Pull every line of the entries that has the word "date".
>> START Input records
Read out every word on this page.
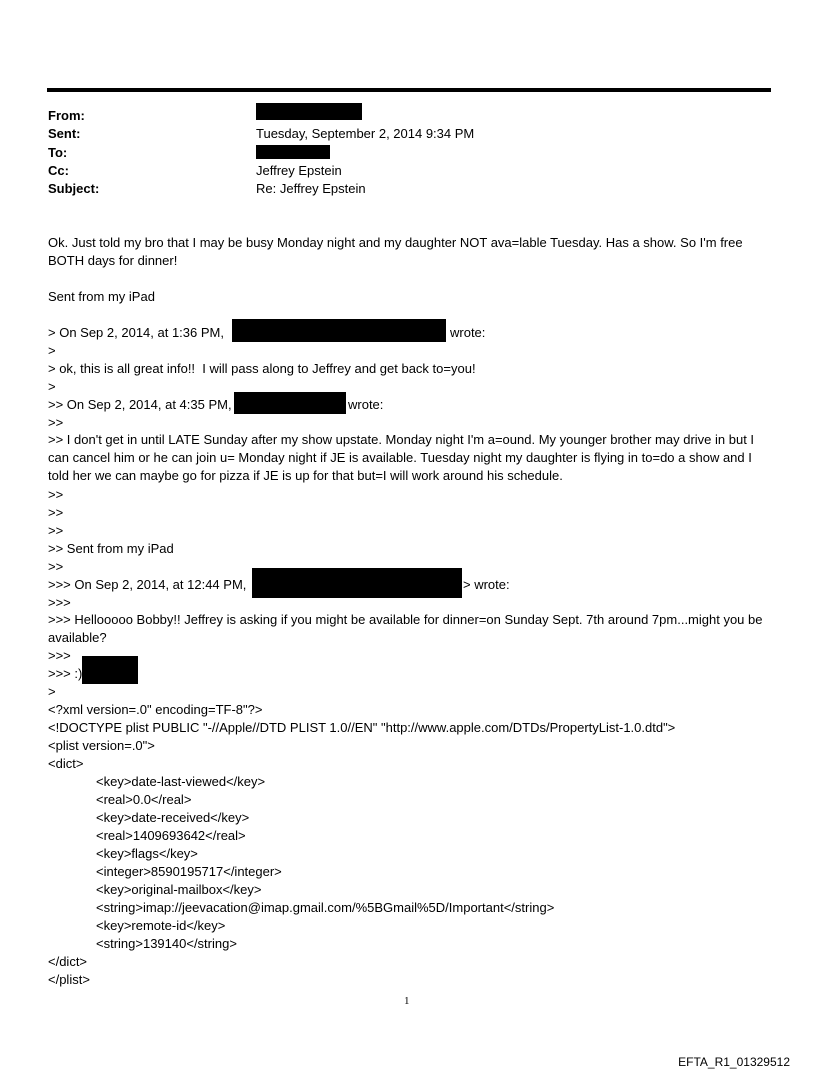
From:
Sent:	Tuesday, September 2, 2014 9:34 PM
To:
Cc:	Jeffrey Epstein
Subject:	Re: Jeffrey Epstein
Ok. Just told my bro that I may be busy Monday night and my daughter NOT ava=lable Tuesday. Has a show. So I'm free BOTH days for dinner!
Sent from my iPad
> On Sep 2, 2014, at 1:36 PM,	wrote:
>
> ok, this is all great info!!  I will pass along to Jeffrey and get back to=you!
>
>> On Sep 2, 2014, at 4:35 PM,	wrote:
>>
>> I don't get in until LATE Sunday after my show upstate. Monday night I'm a=ound. My younger brother may drive in but I can cancel him or he can join u= Monday night if JE is available. Tuesday night my daughter is flying in to=do a show and I told her we can maybe go for pizza if JE is up for that but=I will work around his schedule.
>>
>>
>>
>> Sent from my iPad
>>
>>> On Sep 2, 2014, at 12:44 PM,	> wrote:
>>>
>>> Hellooooo Bobby!! Jeffrey is asking if you might be available for dinner=on Sunday Sept. 7th around 7pm...might you be available?
>>>
>>> :)
>
<?xml version=.0" encoding=TF-8"?>
<!DOCTYPE plist PUBLIC "-//Apple//DTD PLIST 1.0//EN" "http://www.apple.com/DTDs/PropertyList-1.0.dtd">
<plist version=.0">
<dict>
<key>date-last-viewed</key>
<real>0.0</real>
<key>date-received</key>
<real>1409693642</real>
<key>flags</key>
<integer>8590195717</integer>
<key>original-mailbox</key>
<string>imap://jeevacation@imap.gmail.com/%5BGmail%5D/Important</string>
<key>remote-id</key>
<string>139140</string>
</dict>
</plist>
1
EFTA_R1_01329512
>> END Input records
- Solution to the exercise -
<key>date-last-viewed</key>
<key>date-received</key>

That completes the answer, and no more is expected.